# Written exercise
Leave the pictures out and transcribe every record exactly.

# Task data
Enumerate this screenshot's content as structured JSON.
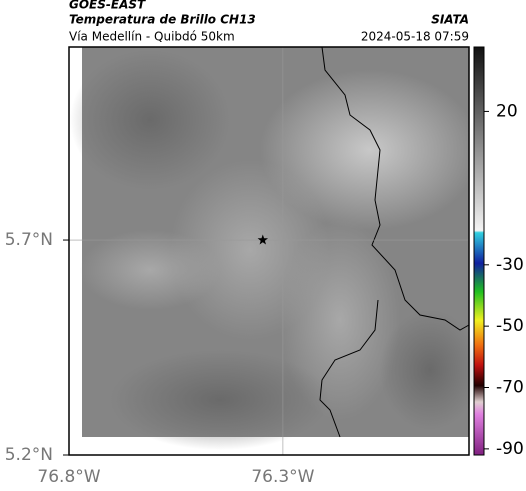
{
  "header": {
    "title": "GOES-EAST",
    "subtitle": "Temperatura de Brillo CH13",
    "source": "SIATA",
    "route": "Vía Medellín - Quibdó 50km",
    "timestamp": "2024-05-18 07:59"
  },
  "map": {
    "xlim": [
      -76.8,
      -75.865
    ],
    "ylim": [
      5.2,
      6.149
    ],
    "xticks": [
      {
        "value": -76.8,
        "label": "76.8°W"
      },
      {
        "value": -76.3,
        "label": "76.3°W"
      }
    ],
    "yticks": [
      {
        "value": 5.2,
        "label": "5.2°N"
      },
      {
        "value": 5.7,
        "label": "5.7°N"
      }
    ],
    "marker": {
      "lon": -76.347,
      "lat": 5.7
    }
  },
  "colorbar": {
    "lim": [
      -92,
      41
    ],
    "ticks": [
      20,
      -30,
      -50,
      -70,
      -90
    ]
  }
}
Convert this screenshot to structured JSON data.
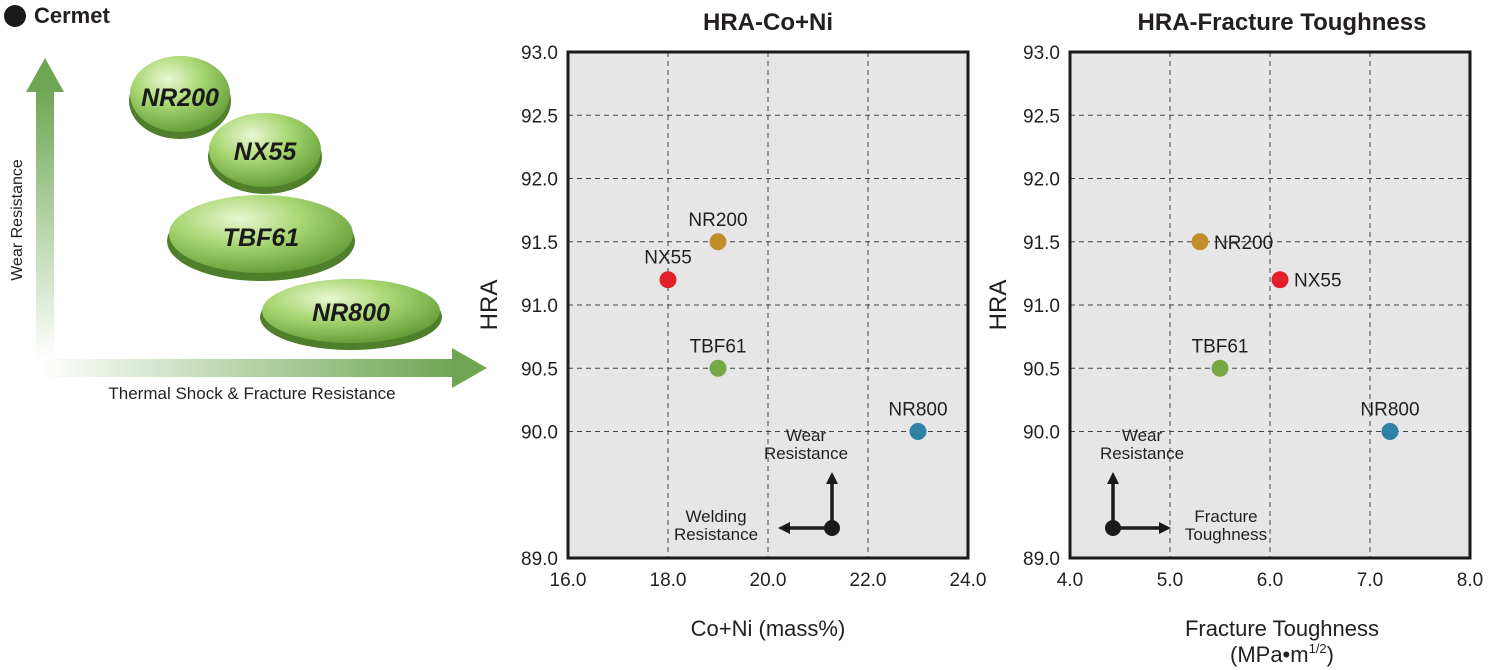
{
  "heading": "Cermet",
  "colors": {
    "NR200": "#c08f2c",
    "NX55": "#e3202a",
    "TBF61": "#77a845",
    "NR800": "#2f82a3",
    "plot_bg": "#e6e6e6",
    "arrow_green": "#6ea653"
  },
  "diagram": {
    "y_axis_label": "Wear Resistance",
    "x_axis_label": "Thermal Shock & Fracture Resistance",
    "grades": [
      "NR200",
      "NX55",
      "TBF61",
      "NR800"
    ]
  },
  "chart_data": [
    {
      "type": "scatter",
      "title": "HRA-Co+Ni",
      "xlabel": "Co+Ni (mass%)",
      "ylabel": "HRA",
      "xlim": [
        16.0,
        24.0
      ],
      "ylim": [
        89.0,
        93.0
      ],
      "x_ticks": [
        "16.0",
        "18.0",
        "20.0",
        "22.0",
        "24.0"
      ],
      "y_ticks": [
        "89.0",
        "90.0",
        "90.5",
        "91.0",
        "91.5",
        "92.0",
        "92.5",
        "93.0"
      ],
      "grid": true,
      "points": [
        {
          "label": "NR200",
          "x": 19.0,
          "y": 91.5
        },
        {
          "label": "NX55",
          "x": 18.0,
          "y": 91.2
        },
        {
          "label": "TBF61",
          "x": 19.0,
          "y": 90.5
        },
        {
          "label": "NR800",
          "x": 23.0,
          "y": 90.0
        }
      ],
      "annotation": {
        "up": "Wear\nResistance",
        "side": "Welding\nResistance"
      }
    },
    {
      "type": "scatter",
      "title": "HRA-Fracture Toughness",
      "xlabel": "Fracture Toughness",
      "xlabel_unit": "(MPa•m",
      "xlabel_unit_sup": "1/2",
      "xlabel_unit_close": ")",
      "ylabel": "HRA",
      "xlim": [
        4.0,
        8.0
      ],
      "ylim": [
        89.0,
        93.0
      ],
      "x_ticks": [
        "4.0",
        "5.0",
        "6.0",
        "7.0",
        "8.0"
      ],
      "y_ticks": [
        "89.0",
        "90.0",
        "90.5",
        "91.0",
        "91.5",
        "92.0",
        "92.5",
        "93.0"
      ],
      "grid": true,
      "points": [
        {
          "label": "NR200",
          "x": 5.3,
          "y": 91.5
        },
        {
          "label": "NX55",
          "x": 6.1,
          "y": 91.2
        },
        {
          "label": "TBF61",
          "x": 5.5,
          "y": 90.5
        },
        {
          "label": "NR800",
          "x": 7.2,
          "y": 90.0
        }
      ],
      "annotation": {
        "up": "Wear\nResistance",
        "side": "Fracture\nToughness"
      }
    }
  ]
}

# Written response
Enumerate this screenshot's content as structured JSON.
{
  "header": {
    "title": "GOES-EAST",
    "subtitle": "Temperatura de Brillo CH13",
    "source": "SIATA",
    "route": "Vía Medellín - Quibdó 50km",
    "timestamp": "2024-05-18 07:59"
  },
  "map": {
    "xlim": [
      -76.8,
      -75.865
    ],
    "ylim": [
      5.2,
      6.149
    ],
    "xticks": [
      {
        "value": -76.8,
        "label": "76.8°W"
      },
      {
        "value": -76.3,
        "label": "76.3°W"
      }
    ],
    "yticks": [
      {
        "value": 5.2,
        "label": "5.2°N"
      },
      {
        "value": 5.7,
        "label": "5.7°N"
      }
    ],
    "marker": {
      "lon": -76.347,
      "lat": 5.7
    }
  },
  "colorbar": {
    "lim": [
      -92,
      41
    ],
    "ticks": [
      20,
      -30,
      -50,
      -70,
      -90
    ]
  }
}
Convert this screenshot to structured JSON data.
{
  "heading": "Cermet",
  "colors": {
    "NR200": "#c08f2c",
    "NX55": "#e3202a",
    "TBF61": "#77a845",
    "NR800": "#2f82a3",
    "plot_bg": "#e6e6e6",
    "arrow_green": "#6ea653"
  },
  "diagram": {
    "y_axis_label": "Wear Resistance",
    "x_axis_label": "Thermal Shock & Fracture Resistance",
    "grades": [
      "NR200",
      "NX55",
      "TBF61",
      "NR800"
    ]
  },
  "chart_data": [
    {
      "type": "scatter",
      "title": "HRA-Co+Ni",
      "xlabel": "Co+Ni (mass%)",
      "ylabel": "HRA",
      "xlim": [
        16.0,
        24.0
      ],
      "ylim": [
        89.0,
        93.0
      ],
      "x_ticks": [
        "16.0",
        "18.0",
        "20.0",
        "22.0",
        "24.0"
      ],
      "y_ticks": [
        "89.0",
        "90.0",
        "90.5",
        "91.0",
        "91.5",
        "92.0",
        "92.5",
        "93.0"
      ],
      "grid": true,
      "points": [
        {
          "label": "NR200",
          "x": 19.0,
          "y": 91.5
        },
        {
          "label": "NX55",
          "x": 18.0,
          "y": 91.2
        },
        {
          "label": "TBF61",
          "x": 19.0,
          "y": 90.5
        },
        {
          "label": "NR800",
          "x": 23.0,
          "y": 90.0
        }
      ],
      "annotation": {
        "up": "Wear\nResistance",
        "side": "Welding\nResistance"
      }
    },
    {
      "type": "scatter",
      "title": "HRA-Fracture Toughness",
      "xlabel": "Fracture Toughness",
      "xlabel_unit": "(MPa•m",
      "xlabel_unit_sup": "1/2",
      "xlabel_unit_close": ")",
      "ylabel": "HRA",
      "xlim": [
        4.0,
        8.0
      ],
      "ylim": [
        89.0,
        93.0
      ],
      "x_ticks": [
        "4.0",
        "5.0",
        "6.0",
        "7.0",
        "8.0"
      ],
      "y_ticks": [
        "89.0",
        "90.0",
        "90.5",
        "91.0",
        "91.5",
        "92.0",
        "92.5",
        "93.0"
      ],
      "grid": true,
      "points": [
        {
          "label": "NR200",
          "x": 5.3,
          "y": 91.5
        },
        {
          "label": "NX55",
          "x": 6.1,
          "y": 91.2
        },
        {
          "label": "TBF61",
          "x": 5.5,
          "y": 90.5
        },
        {
          "label": "NR800",
          "x": 7.2,
          "y": 90.0
        }
      ],
      "annotation": {
        "up": "Wear\nResistance",
        "side": "Fracture\nToughness"
      }
    }
  ]
}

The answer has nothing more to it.